## The exercise
Keep only the lines of the data below that contain "регулирования", and copy them.

## Data rows
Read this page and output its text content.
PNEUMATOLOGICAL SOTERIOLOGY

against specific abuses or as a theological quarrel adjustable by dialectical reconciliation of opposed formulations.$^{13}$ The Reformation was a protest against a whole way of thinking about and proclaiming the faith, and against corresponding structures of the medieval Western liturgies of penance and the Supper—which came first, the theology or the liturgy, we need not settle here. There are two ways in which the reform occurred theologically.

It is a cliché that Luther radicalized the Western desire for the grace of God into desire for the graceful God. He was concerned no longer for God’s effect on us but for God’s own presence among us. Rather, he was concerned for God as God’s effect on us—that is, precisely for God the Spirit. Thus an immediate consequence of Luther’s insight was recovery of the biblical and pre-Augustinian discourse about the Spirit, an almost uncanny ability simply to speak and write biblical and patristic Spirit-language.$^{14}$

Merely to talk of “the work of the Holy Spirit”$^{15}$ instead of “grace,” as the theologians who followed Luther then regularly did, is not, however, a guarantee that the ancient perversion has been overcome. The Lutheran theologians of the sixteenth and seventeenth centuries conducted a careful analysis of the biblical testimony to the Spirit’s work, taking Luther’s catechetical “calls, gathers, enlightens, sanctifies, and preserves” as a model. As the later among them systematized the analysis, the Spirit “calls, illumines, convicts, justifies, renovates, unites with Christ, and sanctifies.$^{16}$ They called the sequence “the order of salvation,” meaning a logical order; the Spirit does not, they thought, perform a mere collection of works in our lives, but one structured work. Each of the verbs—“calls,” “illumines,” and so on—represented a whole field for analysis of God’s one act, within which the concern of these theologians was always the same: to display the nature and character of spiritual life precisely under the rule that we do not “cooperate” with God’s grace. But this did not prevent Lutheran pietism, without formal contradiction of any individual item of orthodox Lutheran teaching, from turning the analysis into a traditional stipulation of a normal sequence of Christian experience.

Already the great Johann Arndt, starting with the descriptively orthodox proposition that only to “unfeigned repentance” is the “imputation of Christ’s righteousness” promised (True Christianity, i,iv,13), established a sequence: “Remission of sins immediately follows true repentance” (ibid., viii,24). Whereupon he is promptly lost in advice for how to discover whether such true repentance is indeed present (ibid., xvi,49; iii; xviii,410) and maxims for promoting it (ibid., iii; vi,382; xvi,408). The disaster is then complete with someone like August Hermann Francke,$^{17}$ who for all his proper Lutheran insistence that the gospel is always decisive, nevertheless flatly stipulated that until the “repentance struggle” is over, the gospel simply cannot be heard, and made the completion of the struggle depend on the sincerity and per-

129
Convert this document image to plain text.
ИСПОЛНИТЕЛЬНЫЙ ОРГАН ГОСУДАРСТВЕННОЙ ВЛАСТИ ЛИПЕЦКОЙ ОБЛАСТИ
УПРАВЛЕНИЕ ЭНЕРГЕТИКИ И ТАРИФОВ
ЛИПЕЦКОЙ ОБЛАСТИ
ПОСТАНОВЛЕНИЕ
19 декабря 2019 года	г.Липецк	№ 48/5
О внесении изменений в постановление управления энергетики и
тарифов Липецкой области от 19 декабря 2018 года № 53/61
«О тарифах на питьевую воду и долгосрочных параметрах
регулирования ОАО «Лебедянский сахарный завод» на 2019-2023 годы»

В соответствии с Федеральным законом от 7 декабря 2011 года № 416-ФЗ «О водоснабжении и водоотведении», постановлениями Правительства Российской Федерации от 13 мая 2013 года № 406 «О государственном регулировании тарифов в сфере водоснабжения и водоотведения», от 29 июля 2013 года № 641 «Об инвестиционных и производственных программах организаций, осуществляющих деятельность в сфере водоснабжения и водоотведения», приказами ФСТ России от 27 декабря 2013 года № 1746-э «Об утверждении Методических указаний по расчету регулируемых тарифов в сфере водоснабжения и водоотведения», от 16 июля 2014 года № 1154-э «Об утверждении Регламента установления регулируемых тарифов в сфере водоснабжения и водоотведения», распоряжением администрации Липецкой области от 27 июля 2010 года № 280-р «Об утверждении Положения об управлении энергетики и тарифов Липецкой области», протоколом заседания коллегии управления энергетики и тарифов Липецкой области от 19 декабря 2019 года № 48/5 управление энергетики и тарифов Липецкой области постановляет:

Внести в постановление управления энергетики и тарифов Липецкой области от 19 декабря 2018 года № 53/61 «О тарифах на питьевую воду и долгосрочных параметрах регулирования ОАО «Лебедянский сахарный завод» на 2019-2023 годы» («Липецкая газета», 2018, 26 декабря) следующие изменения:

## Solution
регулирования ОАО «Лебедянский сахарный завод» на 2019-2023 годы»
Внести в постановление управления энергетики и тарифов Липецкой области от 19 декабря 2018 года № 53/61 «О тарифах на питьевую воду и долгосрочных параметрах регулирования ОАО «Лебедянский сахарный завод» на 2019-2023 годы» («Липецкая газета», 2018, 26 декабря) следующие изменения:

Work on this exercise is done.